(Entries taken from a collection)
┌────────
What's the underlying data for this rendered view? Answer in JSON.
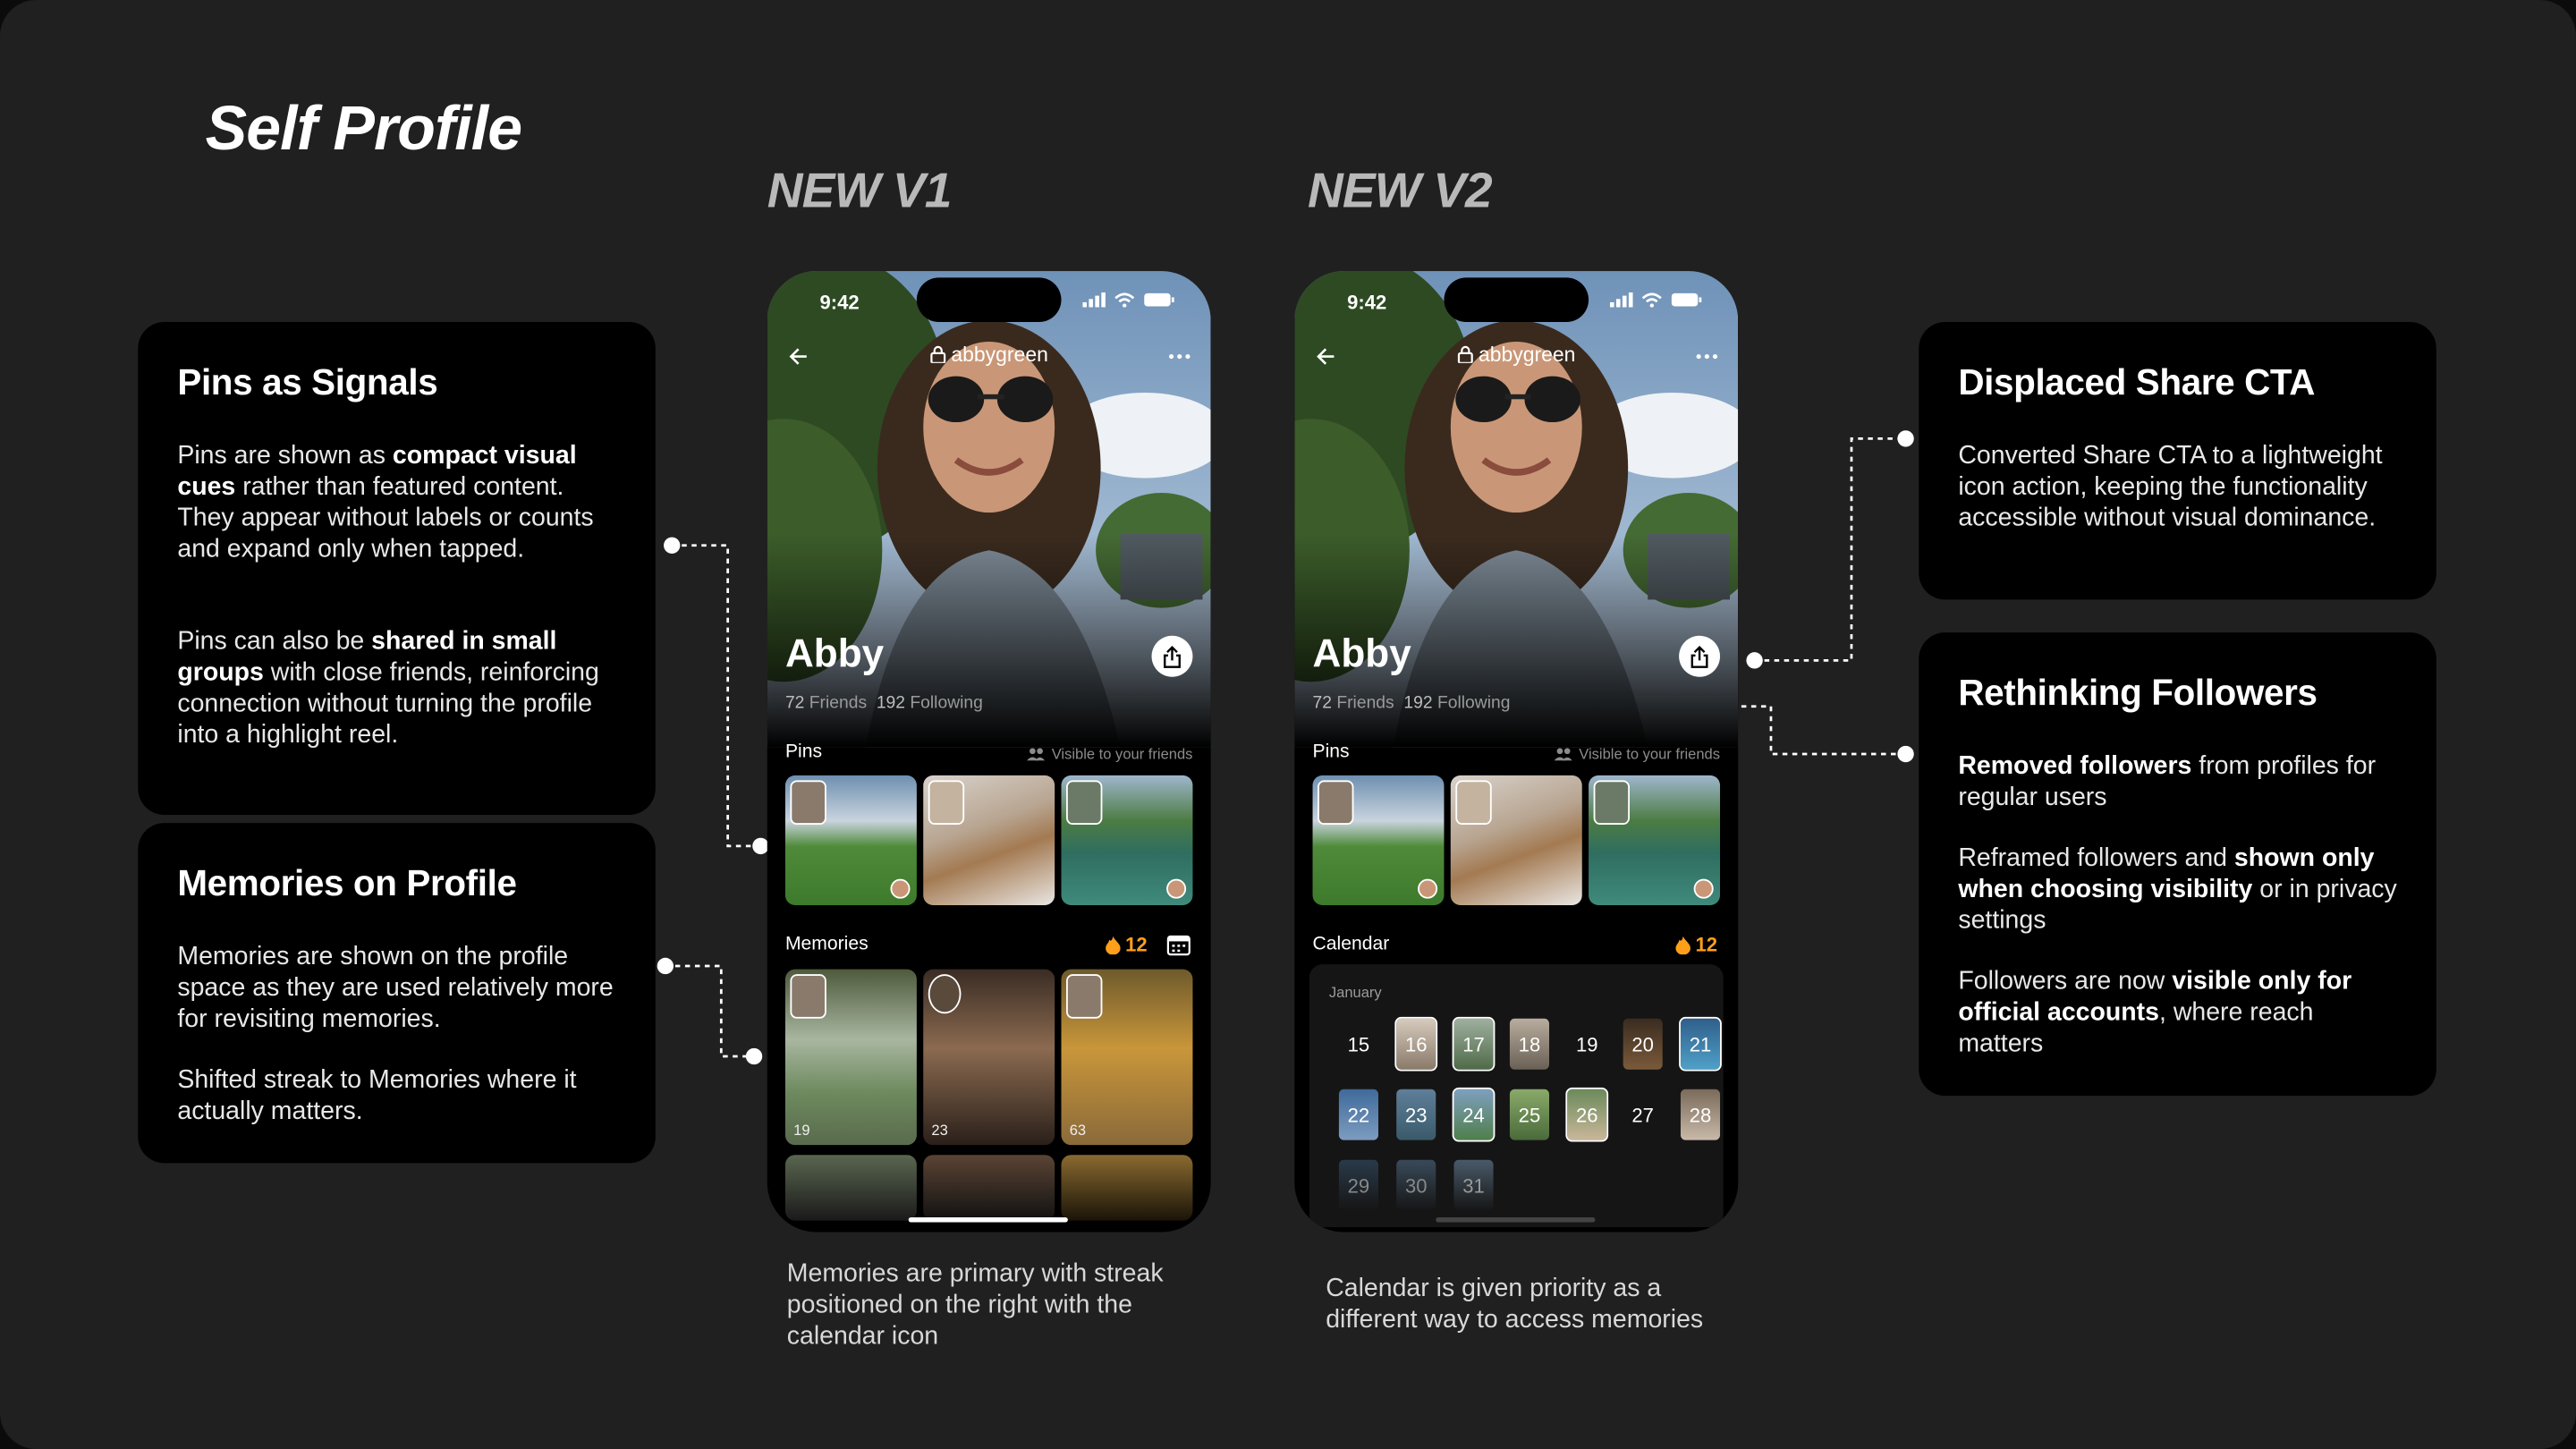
{
  "page_title": "Self Profile",
  "versions": {
    "v1": "NEW V1",
    "v2": "NEW V2"
  },
  "left_cards": [
    {
      "title": "Pins as Signals",
      "para1": [
        {
          "t": "Pins are shown as "
        },
        {
          "t": "compact visual cues",
          "b": true
        },
        {
          "t": " rather than featured content.  They appear without labels or counts and expand only when tapped."
        }
      ],
      "para2": [
        {
          "t": "Pins can also be "
        },
        {
          "t": "shared in small groups",
          "b": true
        },
        {
          "t": " with close friends, reinforcing connection without turning the profile into a highlight reel."
        }
      ]
    },
    {
      "title": "Memories on Profile",
      "para1": [
        {
          "t": "Memories are shown on the profile space as they are used relatively more for revisiting memories."
        }
      ],
      "para2": [
        {
          "t": "Shifted streak to Memories where it actually matters."
        }
      ]
    }
  ],
  "right_cards": [
    {
      "title": "Displaced Share CTA",
      "para1": [
        {
          "t": "Converted Share CTA to a lightweight icon action, keeping the functionality accessible without visual dominance."
        }
      ]
    },
    {
      "title": "Rethinking Followers",
      "para1": [
        {
          "t": "Removed followers",
          "b": true
        },
        {
          "t": " from profiles for regular users"
        }
      ],
      "para2": [
        {
          "t": "Reframed followers and "
        },
        {
          "t": "shown only when choosing visibility",
          "b": true
        },
        {
          "t": " or in privacy settings"
        }
      ],
      "para3": [
        {
          "t": "Followers are now "
        },
        {
          "t": "visible only for official accounts",
          "b": true
        },
        {
          "t": ", where reach matters"
        }
      ]
    }
  ],
  "phone": {
    "time": "9:42",
    "username": "abbygreen",
    "name": "Abby",
    "friends_count": "72",
    "friends_label": "Friends",
    "following_count": "192",
    "following_label": "Following",
    "pins_label": "Pins",
    "visibility_label": "Visible to your friends",
    "memories_label": "Memories",
    "calendar_label": "Calendar",
    "streak": "12",
    "memory_counts": [
      "19",
      "23",
      "63"
    ],
    "calendar_month": "January",
    "calendar_row1": [
      "15",
      "16",
      "17",
      "18",
      "19",
      "20",
      "21"
    ],
    "calendar_row2": [
      "22",
      "23",
      "24",
      "25",
      "26",
      "27",
      "28"
    ],
    "calendar_row3": [
      "29",
      "30",
      "31"
    ]
  },
  "captions": {
    "v1": "Memories are primary with streak positioned on the right with the calendar icon",
    "v2": "Calendar is given priority as a different way to access memories"
  },
  "colors": {
    "background": "#202020",
    "card": "#000000",
    "streak": "#ff9f1a",
    "version_label": "#b9b9b9"
  }
}
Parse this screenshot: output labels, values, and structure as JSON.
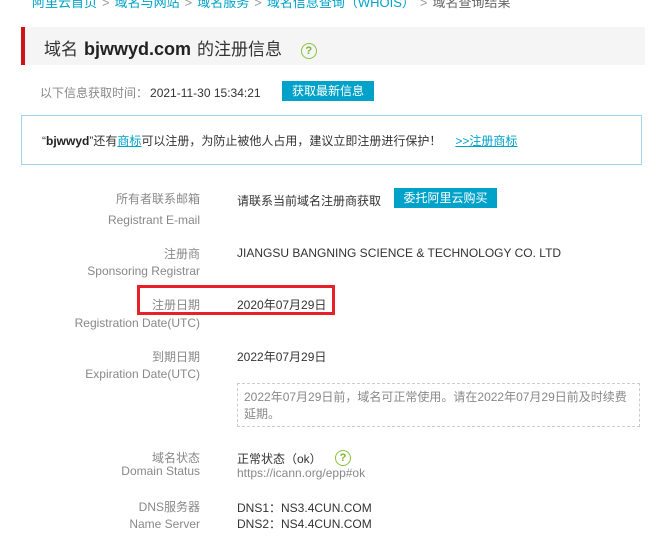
{
  "breadcrumb": {
    "items": [
      "阿里云首页",
      "域名与网站",
      "域名服务",
      "域名信息查询（WHOIS）"
    ],
    "current": "域名查询结果",
    "separator": ">"
  },
  "header": {
    "prefix": "域名",
    "domain": "bjwwyd.com",
    "suffix": "的注册信息",
    "help_icon_glyph": "?"
  },
  "fetch": {
    "label": "以下信息获取时间：",
    "time": "2021-11-30 15:34:21",
    "refresh_button": "获取最新信息"
  },
  "notice": {
    "quote_open": "“",
    "name": "bjwwyd",
    "quote_close": "”",
    "text_a": "还有",
    "link_trademark": "商标",
    "text_b": "可以注册，为防止被他人占用，建议立即注册进行保护！",
    "link_register": ">>注册商标"
  },
  "fields": {
    "email": {
      "label_cn": "所有者联系邮箱",
      "label_en": "Registrant E-mail",
      "value": "请联系当前域名注册商获取",
      "button": "委托阿里云购买"
    },
    "registrar": {
      "label_cn": "注册商",
      "label_en": "Sponsoring Registrar",
      "value": "JIANGSU BANGNING SCIENCE & TECHNOLOGY CO. LTD"
    },
    "registration_date": {
      "label_cn": "注册日期",
      "label_en": "Registration Date(UTC)",
      "value": "2020年07月29日"
    },
    "expiration_date": {
      "label_cn": "到期日期",
      "label_en": "Expiration Date(UTC)",
      "value": "2022年07月29日",
      "note": "2022年07月29日前，域名可正常使用。请在2022年07月29日前及时续费延期。"
    },
    "status": {
      "label_cn": "域名状态",
      "label_en": "Domain Status",
      "value": "正常状态（ok）",
      "url": "https://icann.org/epp#ok",
      "help_icon_glyph": "?"
    },
    "dns": {
      "label_cn": "DNS服务器",
      "label_en": "Name Server",
      "servers": [
        "DNS1：NS3.4CUN.COM",
        "DNS2：NS4.4CUN.COM"
      ]
    }
  },
  "colors": {
    "accent": "#00a2ca",
    "title_bar": "#d0121b",
    "highlight": "#e8202a",
    "help_icon": "#88c43c"
  }
}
└────────
What this task involves :: From the material above, gather all lines that include the string "visual" and copy them.

Complete output ::
          "t": "compact visual cues",
          "t": "Converted Share CTA to a lightweight icon action, keeping the functionality accessible without visual dominance."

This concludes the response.